(Exercise details): Wherever the word "JSON" appears in the entries, copy the whole line.

(Listing):
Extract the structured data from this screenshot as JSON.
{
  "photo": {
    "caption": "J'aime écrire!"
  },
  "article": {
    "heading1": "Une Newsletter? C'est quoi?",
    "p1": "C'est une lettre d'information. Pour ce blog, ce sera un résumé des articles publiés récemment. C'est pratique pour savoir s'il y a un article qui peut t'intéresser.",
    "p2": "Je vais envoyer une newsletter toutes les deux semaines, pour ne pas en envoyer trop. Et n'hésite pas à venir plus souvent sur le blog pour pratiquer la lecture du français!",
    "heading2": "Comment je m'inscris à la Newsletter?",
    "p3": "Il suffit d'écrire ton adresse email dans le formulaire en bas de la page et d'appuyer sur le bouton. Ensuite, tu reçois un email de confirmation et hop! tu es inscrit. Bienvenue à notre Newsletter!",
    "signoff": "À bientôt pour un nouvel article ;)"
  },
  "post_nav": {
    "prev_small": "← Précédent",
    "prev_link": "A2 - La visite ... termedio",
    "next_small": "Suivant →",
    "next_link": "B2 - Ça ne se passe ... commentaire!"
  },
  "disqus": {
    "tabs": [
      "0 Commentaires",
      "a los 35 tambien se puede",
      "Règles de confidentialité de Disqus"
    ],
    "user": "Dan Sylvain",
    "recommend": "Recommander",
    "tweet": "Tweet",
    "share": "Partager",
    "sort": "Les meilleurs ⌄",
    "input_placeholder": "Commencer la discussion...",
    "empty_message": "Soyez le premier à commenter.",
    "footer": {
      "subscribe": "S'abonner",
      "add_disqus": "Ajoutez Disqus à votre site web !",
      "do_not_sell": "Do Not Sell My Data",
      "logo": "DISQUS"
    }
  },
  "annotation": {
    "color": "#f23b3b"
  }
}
--
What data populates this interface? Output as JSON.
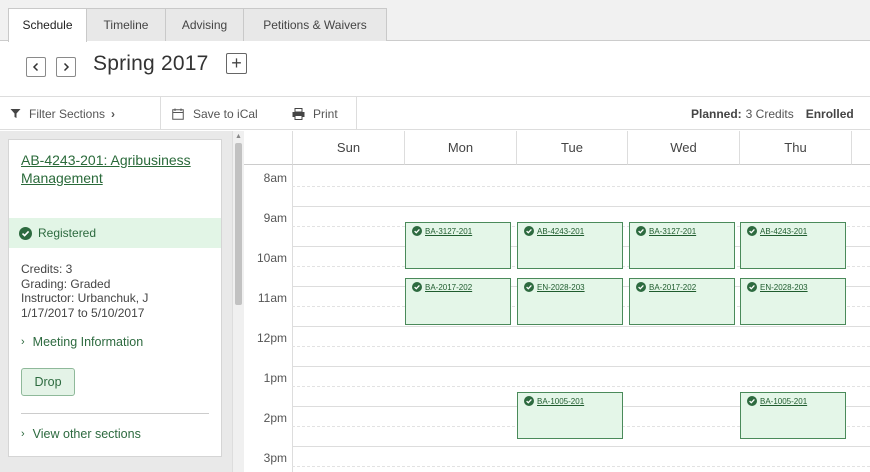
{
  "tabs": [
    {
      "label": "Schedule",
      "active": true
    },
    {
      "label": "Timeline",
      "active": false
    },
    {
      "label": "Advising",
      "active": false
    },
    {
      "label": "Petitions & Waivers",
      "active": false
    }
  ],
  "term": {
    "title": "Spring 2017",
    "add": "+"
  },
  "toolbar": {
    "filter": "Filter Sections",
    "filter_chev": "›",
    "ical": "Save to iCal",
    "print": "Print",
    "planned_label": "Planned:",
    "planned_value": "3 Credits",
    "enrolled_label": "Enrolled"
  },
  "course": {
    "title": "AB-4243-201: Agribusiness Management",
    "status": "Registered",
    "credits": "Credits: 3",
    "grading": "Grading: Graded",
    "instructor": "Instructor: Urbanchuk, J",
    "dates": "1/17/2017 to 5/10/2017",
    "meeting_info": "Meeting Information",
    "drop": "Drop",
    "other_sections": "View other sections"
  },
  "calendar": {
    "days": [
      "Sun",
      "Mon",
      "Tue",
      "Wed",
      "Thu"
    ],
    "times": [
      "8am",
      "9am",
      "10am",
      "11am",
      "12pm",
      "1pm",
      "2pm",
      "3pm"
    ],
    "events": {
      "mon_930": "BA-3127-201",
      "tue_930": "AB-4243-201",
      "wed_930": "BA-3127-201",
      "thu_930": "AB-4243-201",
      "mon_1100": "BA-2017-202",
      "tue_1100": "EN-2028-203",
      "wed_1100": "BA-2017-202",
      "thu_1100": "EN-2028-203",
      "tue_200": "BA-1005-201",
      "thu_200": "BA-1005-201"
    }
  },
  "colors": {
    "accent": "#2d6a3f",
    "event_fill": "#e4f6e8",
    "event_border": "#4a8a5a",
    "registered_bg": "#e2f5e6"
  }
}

(Correct output):
Extract the structured data from this screenshot as JSON.
What data populates this interface? Output as JSON.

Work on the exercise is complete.